> [Work to complete]
Every line in the listing below that holds the word "Saint" should be returned.

━━━━━━

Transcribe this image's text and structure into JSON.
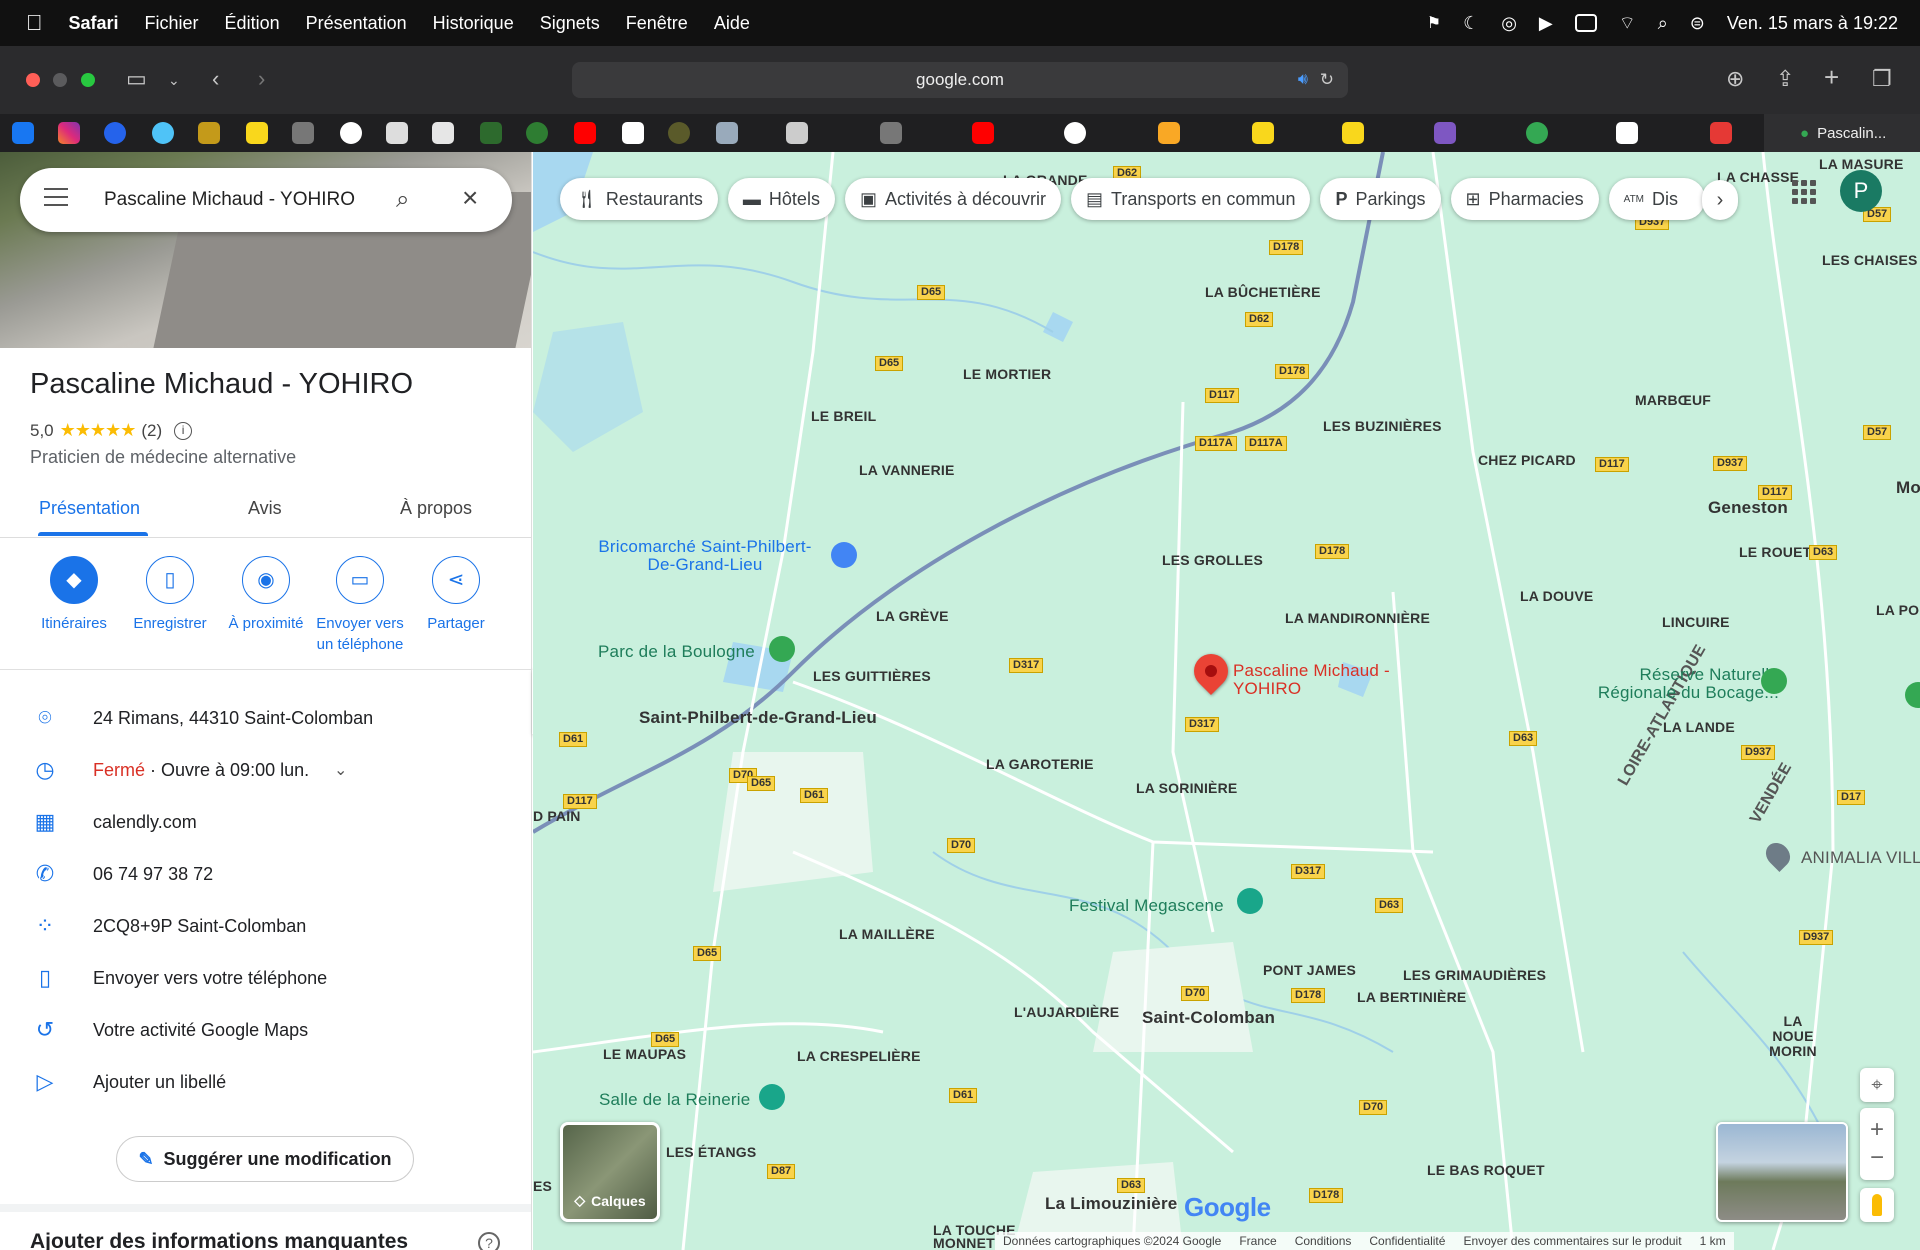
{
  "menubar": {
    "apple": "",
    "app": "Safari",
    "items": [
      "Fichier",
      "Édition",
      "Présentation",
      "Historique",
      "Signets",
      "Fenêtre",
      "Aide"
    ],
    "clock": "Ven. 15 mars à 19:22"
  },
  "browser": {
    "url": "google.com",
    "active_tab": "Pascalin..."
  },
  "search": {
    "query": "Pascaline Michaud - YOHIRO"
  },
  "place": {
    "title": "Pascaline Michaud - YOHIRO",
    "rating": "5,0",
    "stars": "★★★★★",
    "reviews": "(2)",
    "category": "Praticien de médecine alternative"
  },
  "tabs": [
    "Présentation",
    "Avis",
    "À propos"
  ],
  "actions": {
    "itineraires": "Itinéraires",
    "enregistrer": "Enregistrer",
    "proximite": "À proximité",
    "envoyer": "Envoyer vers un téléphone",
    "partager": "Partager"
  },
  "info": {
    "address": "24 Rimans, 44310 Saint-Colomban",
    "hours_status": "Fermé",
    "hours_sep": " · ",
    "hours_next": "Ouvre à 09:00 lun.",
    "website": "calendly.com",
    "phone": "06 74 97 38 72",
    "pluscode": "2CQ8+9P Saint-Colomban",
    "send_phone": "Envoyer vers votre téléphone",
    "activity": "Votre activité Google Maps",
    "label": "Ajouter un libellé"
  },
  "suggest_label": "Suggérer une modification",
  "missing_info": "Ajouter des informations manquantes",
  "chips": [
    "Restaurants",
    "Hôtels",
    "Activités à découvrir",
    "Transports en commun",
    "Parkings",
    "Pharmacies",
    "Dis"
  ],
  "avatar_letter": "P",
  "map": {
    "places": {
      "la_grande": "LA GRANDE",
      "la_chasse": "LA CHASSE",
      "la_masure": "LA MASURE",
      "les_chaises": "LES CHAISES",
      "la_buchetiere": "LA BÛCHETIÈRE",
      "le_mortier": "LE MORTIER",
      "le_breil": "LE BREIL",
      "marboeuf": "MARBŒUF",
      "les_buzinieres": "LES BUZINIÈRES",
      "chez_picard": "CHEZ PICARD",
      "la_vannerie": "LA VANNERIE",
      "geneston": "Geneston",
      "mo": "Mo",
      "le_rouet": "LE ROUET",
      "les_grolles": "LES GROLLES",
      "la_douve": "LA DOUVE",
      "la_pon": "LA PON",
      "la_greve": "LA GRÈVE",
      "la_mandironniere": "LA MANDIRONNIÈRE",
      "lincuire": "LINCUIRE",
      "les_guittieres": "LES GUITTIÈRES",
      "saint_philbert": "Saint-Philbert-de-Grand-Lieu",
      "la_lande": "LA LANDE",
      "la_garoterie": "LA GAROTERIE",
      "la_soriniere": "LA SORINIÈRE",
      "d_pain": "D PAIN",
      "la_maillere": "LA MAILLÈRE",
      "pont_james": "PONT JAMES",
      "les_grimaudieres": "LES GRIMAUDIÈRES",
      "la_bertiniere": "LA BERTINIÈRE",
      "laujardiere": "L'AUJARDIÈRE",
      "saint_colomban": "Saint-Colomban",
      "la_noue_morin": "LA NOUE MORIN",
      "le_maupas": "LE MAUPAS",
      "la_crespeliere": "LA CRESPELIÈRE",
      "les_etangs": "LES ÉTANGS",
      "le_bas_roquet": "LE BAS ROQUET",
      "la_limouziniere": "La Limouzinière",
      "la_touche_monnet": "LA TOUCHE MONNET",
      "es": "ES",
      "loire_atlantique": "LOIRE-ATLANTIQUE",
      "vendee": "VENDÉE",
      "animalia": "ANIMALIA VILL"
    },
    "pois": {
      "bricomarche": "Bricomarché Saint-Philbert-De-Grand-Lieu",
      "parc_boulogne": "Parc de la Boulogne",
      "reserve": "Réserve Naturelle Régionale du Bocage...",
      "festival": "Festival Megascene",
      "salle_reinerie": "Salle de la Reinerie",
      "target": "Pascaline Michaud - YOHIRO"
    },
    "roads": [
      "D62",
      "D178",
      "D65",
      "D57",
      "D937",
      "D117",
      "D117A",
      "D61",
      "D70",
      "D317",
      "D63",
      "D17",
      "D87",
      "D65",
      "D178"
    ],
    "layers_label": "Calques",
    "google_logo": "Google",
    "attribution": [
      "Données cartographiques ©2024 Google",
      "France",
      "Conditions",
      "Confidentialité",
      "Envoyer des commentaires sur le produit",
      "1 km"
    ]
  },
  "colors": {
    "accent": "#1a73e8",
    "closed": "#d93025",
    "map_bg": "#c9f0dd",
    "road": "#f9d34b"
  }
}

━━━━━━

> [Response below]
    "address": "24 Rimans, 44310 Saint-Colomban",
    "pluscode": "2CQ8+9P Saint-Colomban",
      "saint_philbert": "Saint-Philbert-de-Grand-Lieu",
      "saint_colomban": "Saint-Colomban",
      "bricomarche": "Bricomarché Saint-Philbert-De-Grand-Lieu",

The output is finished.